- [Exercise details] Exactly as written, quote every line that follows, skipping the images.

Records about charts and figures
>>

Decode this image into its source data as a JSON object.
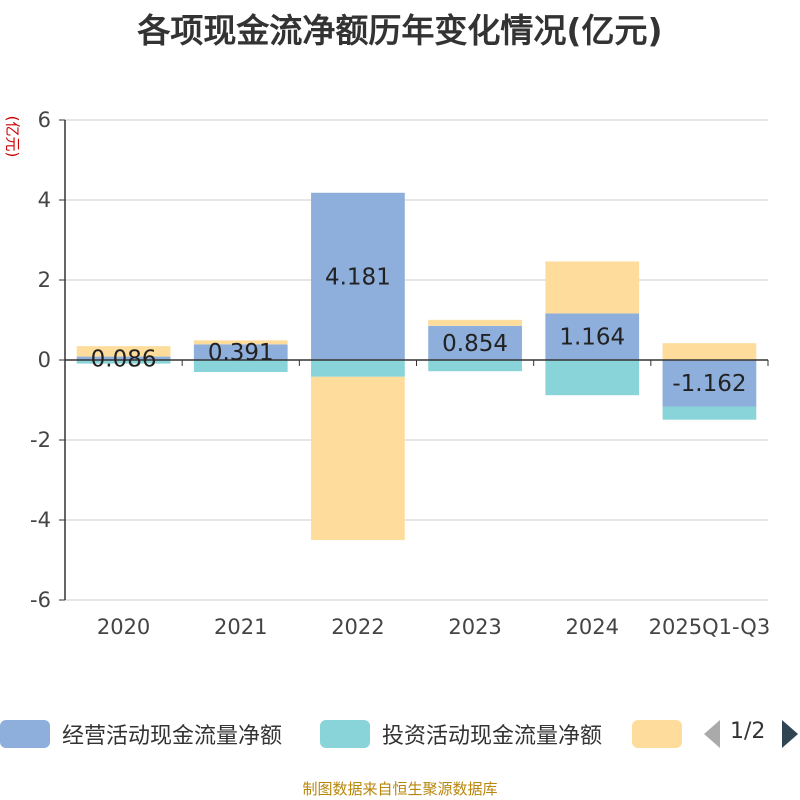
{
  "title": "各项现金流净额历年变化情况(亿元)",
  "unit": "(亿元)",
  "source": "制图数据来自恒生聚源数据库",
  "legend": {
    "items": [
      {
        "label": "经营活动现金流量净额",
        "color": "#8eaedb"
      },
      {
        "label": "投资活动现金流量净额",
        "color": "#88d4d8"
      },
      {
        "label": "",
        "color": "#fddc9c"
      }
    ],
    "page": "1/2"
  },
  "chart_data": {
    "type": "bar",
    "stacked": true,
    "categories": [
      "2020",
      "2021",
      "2022",
      "2023",
      "2024",
      "2025Q1-Q3"
    ],
    "ylim": [
      -6,
      6
    ],
    "yticks": [
      -6,
      -4,
      -2,
      0,
      2,
      4,
      6
    ],
    "grid": true,
    "legend_position": "bottom",
    "series": [
      {
        "name": "经营活动现金流量净额",
        "color": "#8eaedb",
        "values": [
          0.086,
          0.391,
          4.181,
          0.854,
          1.164,
          -1.162
        ],
        "labels": [
          "0.086",
          "0.391",
          "4.181",
          "0.854",
          "1.164",
          "-1.162"
        ]
      },
      {
        "name": "投资活动现金流量净额",
        "color": "#88d4d8",
        "values": [
          -0.09,
          -0.3,
          -0.42,
          -0.28,
          -0.88,
          -0.33
        ]
      },
      {
        "name": "",
        "color": "#fddc9c",
        "values": [
          0.26,
          0.1,
          -4.08,
          0.15,
          1.3,
          0.42
        ]
      }
    ]
  }
}
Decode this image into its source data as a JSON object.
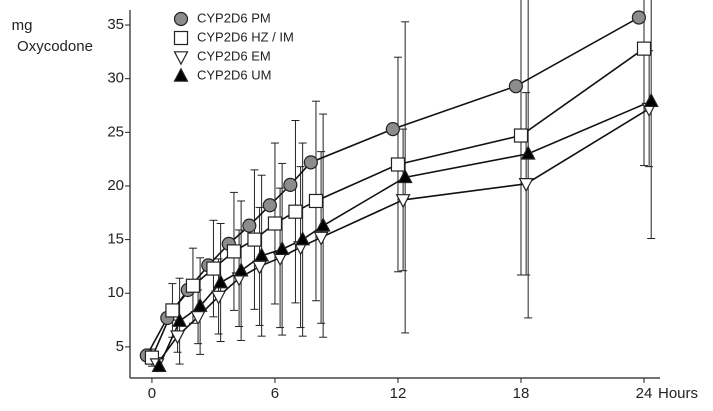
{
  "chart_data": {
    "type": "line",
    "ylabel": [
      "mg",
      "Oxycodone"
    ],
    "xlabel": "Hours",
    "xlim": [
      -1.07,
      24.78
    ],
    "xticks": [
      0,
      6,
      12,
      18,
      24
    ],
    "ylim": [
      2.1,
      36.4
    ],
    "yticks": [
      5,
      10,
      15,
      20,
      25,
      30,
      35
    ],
    "series": [
      {
        "name": "CYP2D6 PM",
        "marker": "circle",
        "color": "#8c8c8c",
        "x": [
          -0.25,
          0.75,
          1.75,
          2.75,
          3.75,
          4.75,
          5.75,
          6.75,
          7.75,
          11.75,
          17.75,
          23.75
        ],
        "values": [
          4.2,
          7.7,
          10.3,
          12.6,
          14.6,
          16.3,
          18.2,
          20.1,
          22.2,
          25.3,
          29.3,
          35.7
        ]
      },
      {
        "name": "CYP2D6 HZ / IM",
        "marker": "square",
        "color": "#ffffff",
        "x": [
          0,
          1,
          2,
          3,
          4,
          5,
          6,
          7,
          8,
          12,
          18,
          24
        ],
        "values": [
          4.0,
          8.4,
          10.7,
          12.3,
          13.9,
          15.0,
          16.5,
          17.6,
          18.6,
          22.0,
          24.7,
          32.8
        ],
        "errors": [
          0.8,
          2.5,
          3.5,
          4.5,
          5.5,
          6.5,
          7.5,
          8.5,
          9.3,
          10.0,
          13.0,
          10.9
        ]
      },
      {
        "name": "CYP2D6 EM",
        "marker": "tri-down",
        "color": "#ffffff",
        "x": [
          0.25,
          1.25,
          2.25,
          3.25,
          4.25,
          5.25,
          6.25,
          7.25,
          8.25,
          12.25,
          18.25,
          24.25
        ],
        "values": [
          3.4,
          6.0,
          7.8,
          9.7,
          11.4,
          12.5,
          13.3,
          14.3,
          15.2,
          18.7,
          20.2,
          27.2
        ],
        "errors": [
          0.6,
          1.5,
          2.5,
          3.5,
          4.5,
          5.5,
          6.5,
          7.5,
          8.0,
          6.6,
          8.5,
          5.4
        ]
      },
      {
        "name": "CYP2D6 UM",
        "marker": "tri-up",
        "color": "#000000",
        "x": [
          0.35,
          1.35,
          2.35,
          3.35,
          4.35,
          5.35,
          6.35,
          7.35,
          8.35,
          12.35,
          18.35,
          24.35
        ],
        "values": [
          3.2,
          7.4,
          8.8,
          11.0,
          12.1,
          13.5,
          14.1,
          15.0,
          16.3,
          20.8,
          23.0,
          27.9
        ],
        "errors": [
          0.5,
          4.0,
          4.5,
          5.5,
          6.5,
          7.5,
          8.0,
          9.0,
          10.4,
          14.5,
          15.3,
          12.8
        ]
      }
    ]
  }
}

<<

- [Exercise response]
Decode this image into its source data as a JSON object.
{
  "title": "各项现金流净额历年变化情况(亿元)",
  "unit": "(亿元)",
  "source": "制图数据来自恒生聚源数据库",
  "legend": {
    "items": [
      {
        "label": "经营活动现金流量净额",
        "color": "#8eaedb"
      },
      {
        "label": "投资活动现金流量净额",
        "color": "#88d4d8"
      },
      {
        "label": "",
        "color": "#fddc9c"
      }
    ],
    "page": "1/2"
  },
  "chart_data": {
    "type": "bar",
    "stacked": true,
    "categories": [
      "2020",
      "2021",
      "2022",
      "2023",
      "2024",
      "2025Q1-Q3"
    ],
    "ylim": [
      -6,
      6
    ],
    "yticks": [
      -6,
      -4,
      -2,
      0,
      2,
      4,
      6
    ],
    "grid": true,
    "legend_position": "bottom",
    "series": [
      {
        "name": "经营活动现金流量净额",
        "color": "#8eaedb",
        "values": [
          0.086,
          0.391,
          4.181,
          0.854,
          1.164,
          -1.162
        ],
        "labels": [
          "0.086",
          "0.391",
          "4.181",
          "0.854",
          "1.164",
          "-1.162"
        ]
      },
      {
        "name": "投资活动现金流量净额",
        "color": "#88d4d8",
        "values": [
          -0.09,
          -0.3,
          -0.42,
          -0.28,
          -0.88,
          -0.33
        ]
      },
      {
        "name": "",
        "color": "#fddc9c",
        "values": [
          0.26,
          0.1,
          -4.08,
          0.15,
          1.3,
          0.42
        ]
      }
    ]
  }
}
Decode this image into its source data as a JSON object.
{
  "chart_data": {
    "type": "line",
    "ylabel": [
      "mg",
      "Oxycodone"
    ],
    "xlabel": "Hours",
    "xlim": [
      -1.07,
      24.78
    ],
    "xticks": [
      0,
      6,
      12,
      18,
      24
    ],
    "ylim": [
      2.1,
      36.4
    ],
    "yticks": [
      5,
      10,
      15,
      20,
      25,
      30,
      35
    ],
    "series": [
      {
        "name": "CYP2D6 PM",
        "marker": "circle",
        "color": "#8c8c8c",
        "x": [
          -0.25,
          0.75,
          1.75,
          2.75,
          3.75,
          4.75,
          5.75,
          6.75,
          7.75,
          11.75,
          17.75,
          23.75
        ],
        "values": [
          4.2,
          7.7,
          10.3,
          12.6,
          14.6,
          16.3,
          18.2,
          20.1,
          22.2,
          25.3,
          29.3,
          35.7
        ]
      },
      {
        "name": "CYP2D6 HZ / IM",
        "marker": "square",
        "color": "#ffffff",
        "x": [
          0,
          1,
          2,
          3,
          4,
          5,
          6,
          7,
          8,
          12,
          18,
          24
        ],
        "values": [
          4.0,
          8.4,
          10.7,
          12.3,
          13.9,
          15.0,
          16.5,
          17.6,
          18.6,
          22.0,
          24.7,
          32.8
        ],
        "errors": [
          0.8,
          2.5,
          3.5,
          4.5,
          5.5,
          6.5,
          7.5,
          8.5,
          9.3,
          10.0,
          13.0,
          10.9
        ]
      },
      {
        "name": "CYP2D6 EM",
        "marker": "tri-down",
        "color": "#ffffff",
        "x": [
          0.25,
          1.25,
          2.25,
          3.25,
          4.25,
          5.25,
          6.25,
          7.25,
          8.25,
          12.25,
          18.25,
          24.25
        ],
        "values": [
          3.4,
          6.0,
          7.8,
          9.7,
          11.4,
          12.5,
          13.3,
          14.3,
          15.2,
          18.7,
          20.2,
          27.2
        ],
        "errors": [
          0.6,
          1.5,
          2.5,
          3.5,
          4.5,
          5.5,
          6.5,
          7.5,
          8.0,
          6.6,
          8.5,
          5.4
        ]
      },
      {
        "name": "CYP2D6 UM",
        "marker": "tri-up",
        "color": "#000000",
        "x": [
          0.35,
          1.35,
          2.35,
          3.35,
          4.35,
          5.35,
          6.35,
          7.35,
          8.35,
          12.35,
          18.35,
          24.35
        ],
        "values": [
          3.2,
          7.4,
          8.8,
          11.0,
          12.1,
          13.5,
          14.1,
          15.0,
          16.3,
          20.8,
          23.0,
          27.9
        ],
        "errors": [
          0.5,
          4.0,
          4.5,
          5.5,
          6.5,
          7.5,
          8.0,
          9.0,
          10.4,
          14.5,
          15.3,
          12.8
        ]
      }
    ]
  }
}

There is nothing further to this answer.